** START **

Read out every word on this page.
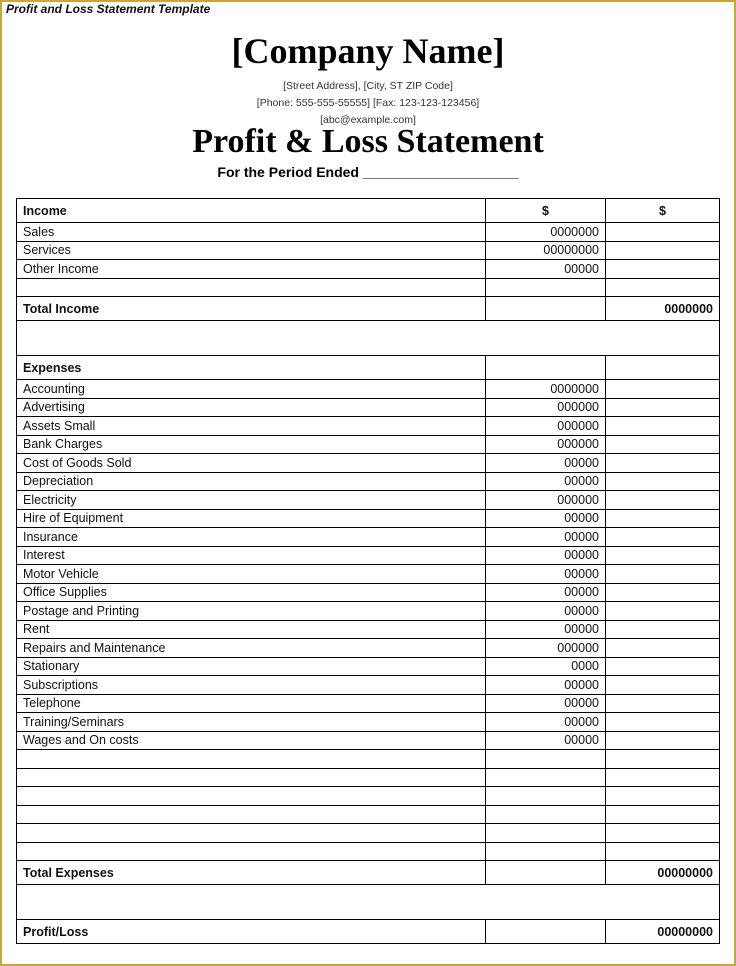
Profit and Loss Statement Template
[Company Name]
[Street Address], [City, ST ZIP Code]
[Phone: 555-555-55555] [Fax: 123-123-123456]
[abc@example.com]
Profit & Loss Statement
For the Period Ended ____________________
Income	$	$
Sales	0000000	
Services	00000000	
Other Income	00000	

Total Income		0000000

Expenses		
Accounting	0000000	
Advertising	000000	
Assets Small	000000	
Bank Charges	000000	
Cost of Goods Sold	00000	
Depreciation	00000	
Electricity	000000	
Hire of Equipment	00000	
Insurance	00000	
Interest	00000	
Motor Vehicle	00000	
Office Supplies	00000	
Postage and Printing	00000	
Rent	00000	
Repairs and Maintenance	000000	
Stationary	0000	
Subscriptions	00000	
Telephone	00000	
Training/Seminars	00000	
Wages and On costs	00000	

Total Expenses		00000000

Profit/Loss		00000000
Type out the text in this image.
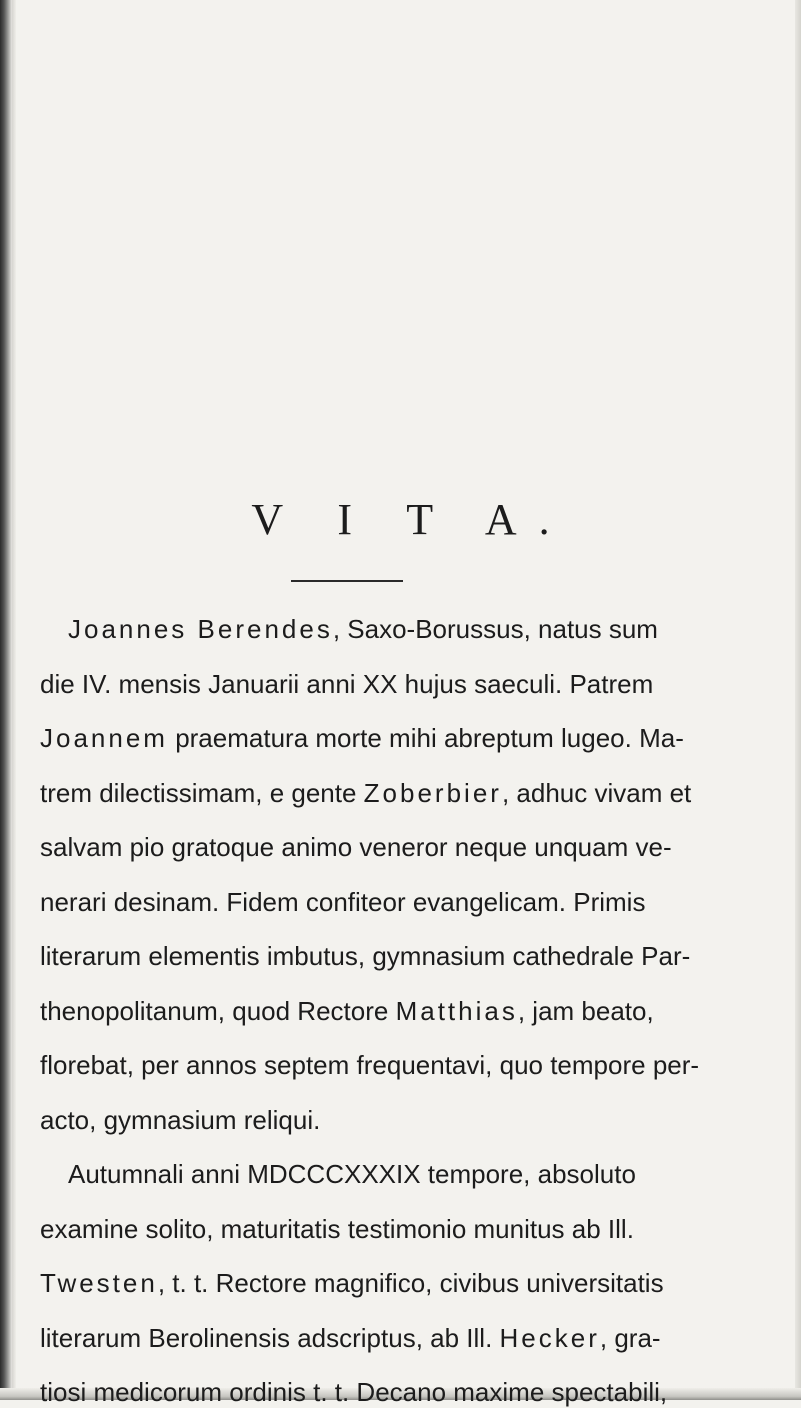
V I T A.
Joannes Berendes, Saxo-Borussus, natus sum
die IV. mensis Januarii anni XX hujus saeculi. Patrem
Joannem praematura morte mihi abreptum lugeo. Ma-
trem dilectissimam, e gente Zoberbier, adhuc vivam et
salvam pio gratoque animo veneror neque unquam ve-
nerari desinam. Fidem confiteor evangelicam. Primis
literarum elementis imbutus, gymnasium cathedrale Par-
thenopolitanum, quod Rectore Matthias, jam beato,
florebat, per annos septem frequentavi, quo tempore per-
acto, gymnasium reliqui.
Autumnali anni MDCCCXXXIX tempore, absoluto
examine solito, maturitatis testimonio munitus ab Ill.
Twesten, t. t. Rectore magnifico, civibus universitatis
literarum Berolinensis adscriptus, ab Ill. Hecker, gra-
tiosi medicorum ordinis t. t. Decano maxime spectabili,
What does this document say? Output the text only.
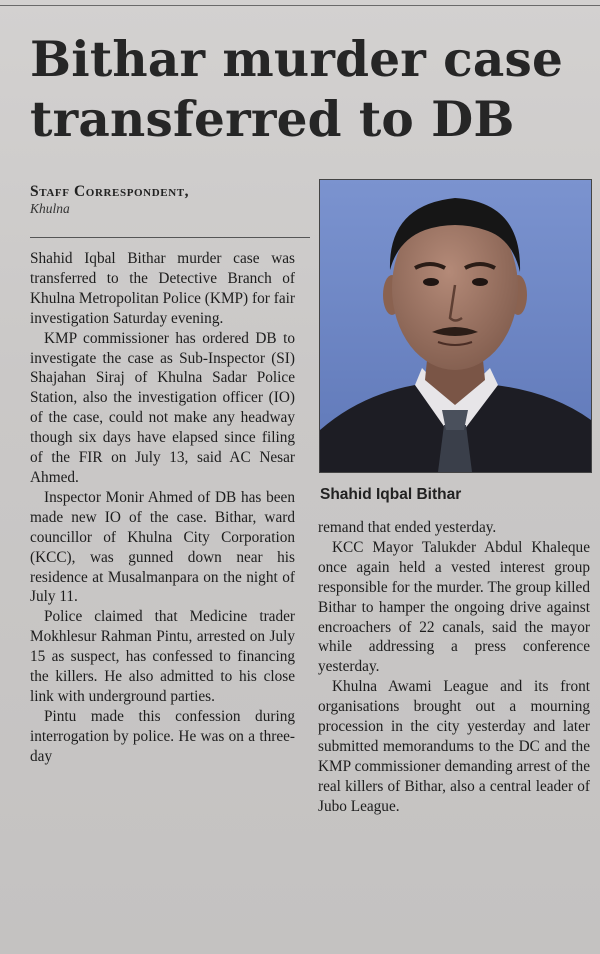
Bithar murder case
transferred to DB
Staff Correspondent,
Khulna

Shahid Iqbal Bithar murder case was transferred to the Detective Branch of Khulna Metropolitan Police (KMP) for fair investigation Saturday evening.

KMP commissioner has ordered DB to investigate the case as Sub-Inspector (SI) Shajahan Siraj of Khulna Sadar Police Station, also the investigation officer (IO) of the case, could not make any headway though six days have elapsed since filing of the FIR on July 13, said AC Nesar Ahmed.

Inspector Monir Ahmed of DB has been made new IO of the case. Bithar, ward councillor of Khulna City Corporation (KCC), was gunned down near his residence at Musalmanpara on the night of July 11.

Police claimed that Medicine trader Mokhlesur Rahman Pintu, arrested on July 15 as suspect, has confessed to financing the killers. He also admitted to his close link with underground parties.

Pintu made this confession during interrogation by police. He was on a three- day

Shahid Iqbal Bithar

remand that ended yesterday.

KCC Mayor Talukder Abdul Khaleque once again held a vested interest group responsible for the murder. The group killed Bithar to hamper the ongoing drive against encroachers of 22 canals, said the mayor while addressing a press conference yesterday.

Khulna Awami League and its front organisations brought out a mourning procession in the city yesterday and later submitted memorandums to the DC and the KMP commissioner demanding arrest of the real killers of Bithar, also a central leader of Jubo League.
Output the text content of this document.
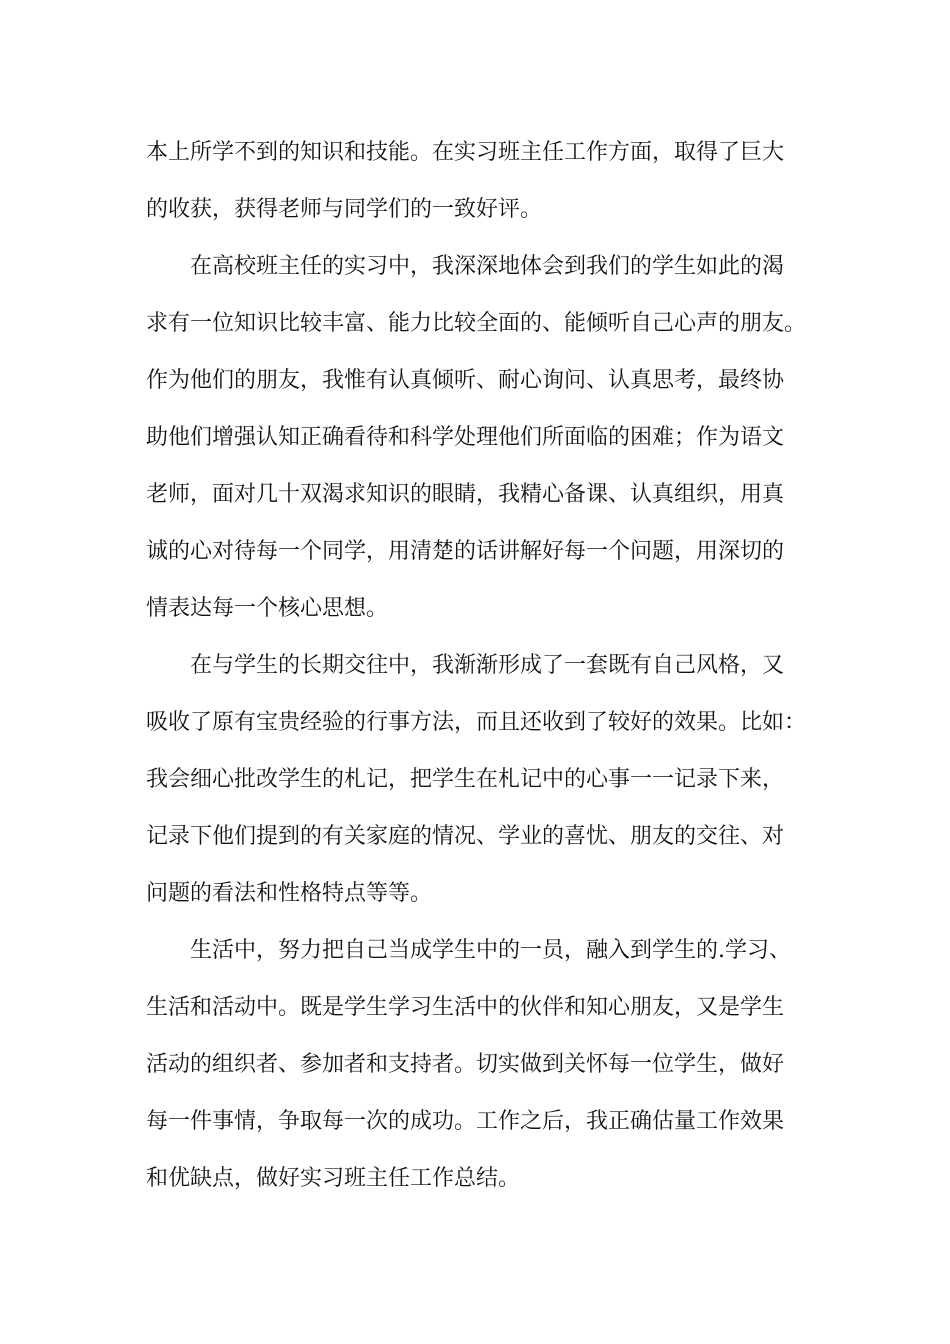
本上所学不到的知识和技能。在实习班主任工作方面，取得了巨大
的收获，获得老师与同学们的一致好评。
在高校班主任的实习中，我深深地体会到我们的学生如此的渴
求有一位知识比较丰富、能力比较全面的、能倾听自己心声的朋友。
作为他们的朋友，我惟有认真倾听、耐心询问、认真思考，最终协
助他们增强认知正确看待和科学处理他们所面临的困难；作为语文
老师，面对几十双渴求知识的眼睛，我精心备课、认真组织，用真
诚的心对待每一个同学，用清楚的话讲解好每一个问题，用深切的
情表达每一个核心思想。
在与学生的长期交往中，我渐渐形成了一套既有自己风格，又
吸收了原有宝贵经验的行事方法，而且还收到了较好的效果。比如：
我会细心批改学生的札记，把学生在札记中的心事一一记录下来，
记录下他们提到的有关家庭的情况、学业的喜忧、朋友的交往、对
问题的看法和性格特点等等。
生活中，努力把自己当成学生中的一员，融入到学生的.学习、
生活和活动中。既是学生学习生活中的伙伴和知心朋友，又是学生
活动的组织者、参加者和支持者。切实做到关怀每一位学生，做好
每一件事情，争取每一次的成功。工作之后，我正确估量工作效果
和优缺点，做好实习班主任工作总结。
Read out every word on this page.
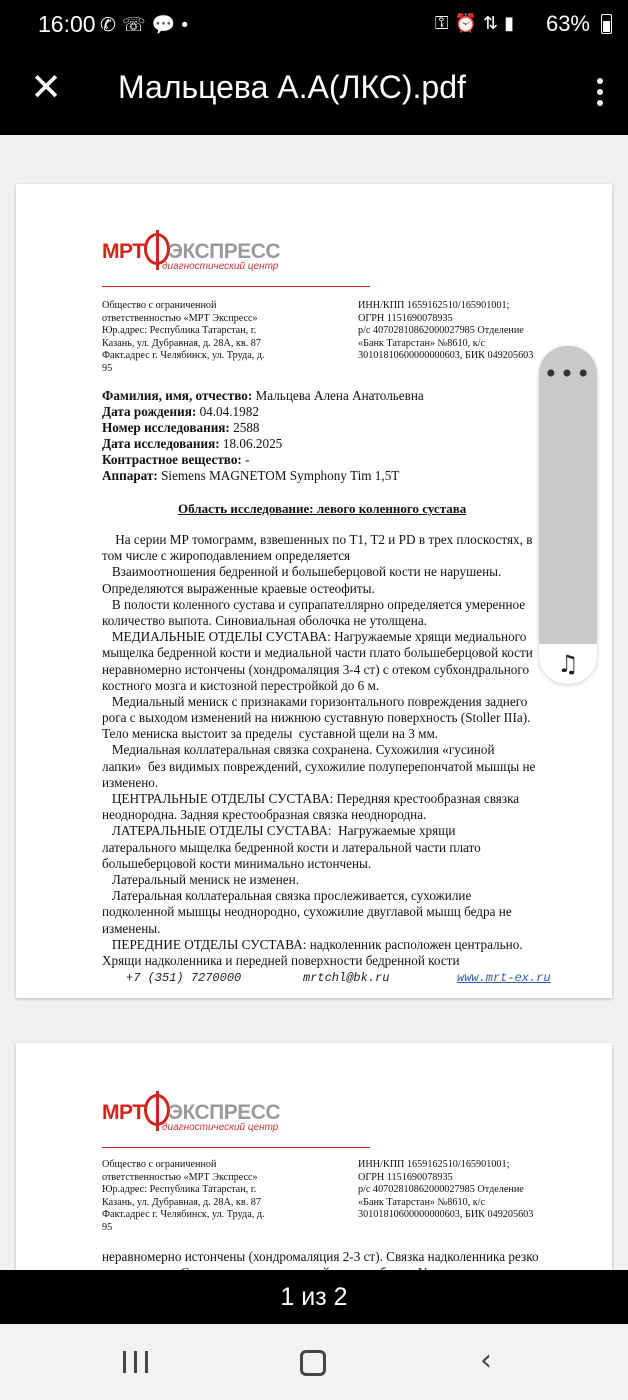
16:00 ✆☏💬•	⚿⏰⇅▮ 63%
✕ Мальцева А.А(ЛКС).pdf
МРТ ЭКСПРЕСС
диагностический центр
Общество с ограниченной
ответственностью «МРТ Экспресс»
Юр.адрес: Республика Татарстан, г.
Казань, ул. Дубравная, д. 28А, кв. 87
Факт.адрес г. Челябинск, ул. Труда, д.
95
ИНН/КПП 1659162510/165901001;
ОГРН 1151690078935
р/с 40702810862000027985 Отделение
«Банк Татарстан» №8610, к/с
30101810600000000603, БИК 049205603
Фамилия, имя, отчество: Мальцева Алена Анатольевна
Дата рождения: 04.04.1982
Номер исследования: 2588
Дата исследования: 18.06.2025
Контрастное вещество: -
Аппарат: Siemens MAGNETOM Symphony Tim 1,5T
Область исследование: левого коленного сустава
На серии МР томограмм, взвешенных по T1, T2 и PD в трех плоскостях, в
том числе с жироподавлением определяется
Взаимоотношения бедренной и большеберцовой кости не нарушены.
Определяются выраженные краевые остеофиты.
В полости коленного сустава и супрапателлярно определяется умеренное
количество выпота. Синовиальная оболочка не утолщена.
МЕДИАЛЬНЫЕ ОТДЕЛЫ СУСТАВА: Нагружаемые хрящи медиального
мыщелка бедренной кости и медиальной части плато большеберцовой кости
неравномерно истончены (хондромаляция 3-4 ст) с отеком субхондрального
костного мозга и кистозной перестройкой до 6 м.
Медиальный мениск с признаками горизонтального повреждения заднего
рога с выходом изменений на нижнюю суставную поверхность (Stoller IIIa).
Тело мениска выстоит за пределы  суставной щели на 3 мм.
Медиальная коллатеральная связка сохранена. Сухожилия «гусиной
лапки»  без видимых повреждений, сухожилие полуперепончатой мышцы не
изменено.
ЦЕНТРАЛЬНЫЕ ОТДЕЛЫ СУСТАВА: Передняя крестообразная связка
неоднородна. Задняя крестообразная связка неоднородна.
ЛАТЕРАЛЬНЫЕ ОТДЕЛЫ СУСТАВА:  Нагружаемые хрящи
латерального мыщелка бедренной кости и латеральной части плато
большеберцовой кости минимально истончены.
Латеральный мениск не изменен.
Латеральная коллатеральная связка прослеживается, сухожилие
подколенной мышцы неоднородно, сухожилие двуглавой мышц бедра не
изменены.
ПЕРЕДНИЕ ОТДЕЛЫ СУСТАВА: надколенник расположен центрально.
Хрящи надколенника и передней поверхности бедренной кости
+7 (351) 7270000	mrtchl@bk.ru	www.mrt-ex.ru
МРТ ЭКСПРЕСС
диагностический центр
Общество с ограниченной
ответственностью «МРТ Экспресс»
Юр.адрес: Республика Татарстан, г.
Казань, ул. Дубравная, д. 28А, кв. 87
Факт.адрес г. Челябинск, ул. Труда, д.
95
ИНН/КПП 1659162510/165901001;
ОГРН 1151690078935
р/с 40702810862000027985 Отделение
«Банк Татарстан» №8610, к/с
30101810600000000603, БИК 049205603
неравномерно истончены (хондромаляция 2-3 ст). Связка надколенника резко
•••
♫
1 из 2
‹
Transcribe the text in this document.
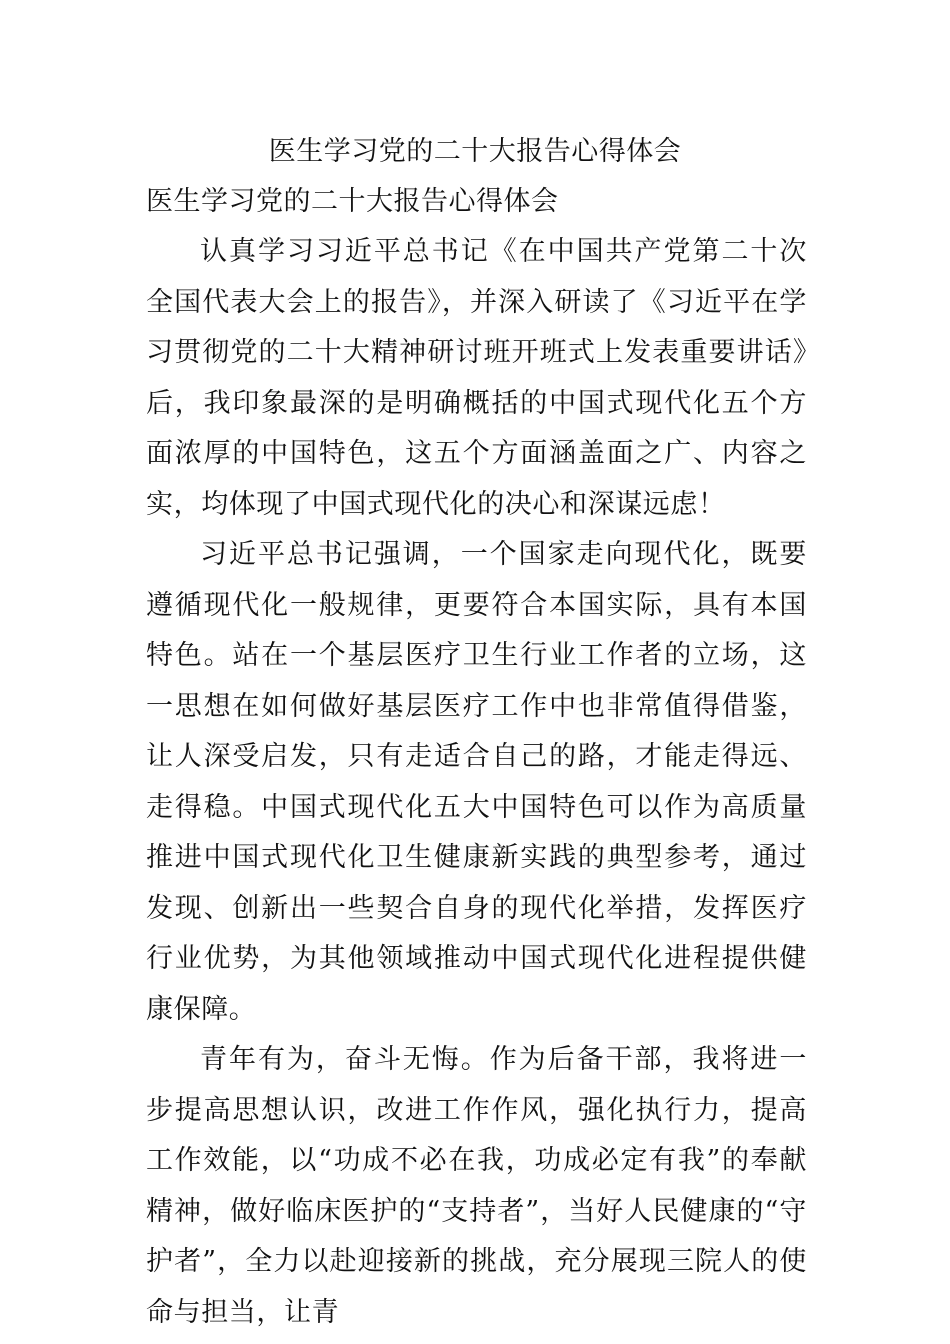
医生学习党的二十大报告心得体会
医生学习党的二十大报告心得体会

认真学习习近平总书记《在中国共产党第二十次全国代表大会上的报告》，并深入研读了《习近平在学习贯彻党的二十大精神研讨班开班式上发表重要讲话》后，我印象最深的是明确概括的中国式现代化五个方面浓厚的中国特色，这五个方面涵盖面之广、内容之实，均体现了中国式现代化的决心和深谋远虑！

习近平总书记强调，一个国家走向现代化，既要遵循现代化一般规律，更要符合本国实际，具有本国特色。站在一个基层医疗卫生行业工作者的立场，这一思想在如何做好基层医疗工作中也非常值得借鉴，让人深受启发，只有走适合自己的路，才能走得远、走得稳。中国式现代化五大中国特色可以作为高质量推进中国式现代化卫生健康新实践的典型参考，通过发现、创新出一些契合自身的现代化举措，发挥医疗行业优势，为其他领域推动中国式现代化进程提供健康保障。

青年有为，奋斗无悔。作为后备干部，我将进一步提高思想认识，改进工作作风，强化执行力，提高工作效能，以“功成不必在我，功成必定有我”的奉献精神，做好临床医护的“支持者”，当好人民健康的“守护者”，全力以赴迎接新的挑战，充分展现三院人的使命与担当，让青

** END **

[Task to carry out]: Pick out, from the lines above, every one that contains the string "истончены".

[Result]:
неравномерно истончены (хондромаляция 3-4 ст) с отеком субхондрального
большеберцовой кости минимально истончены.
неравномерно истончены (хондромаляция 2-3 ст). Связка надколенника резко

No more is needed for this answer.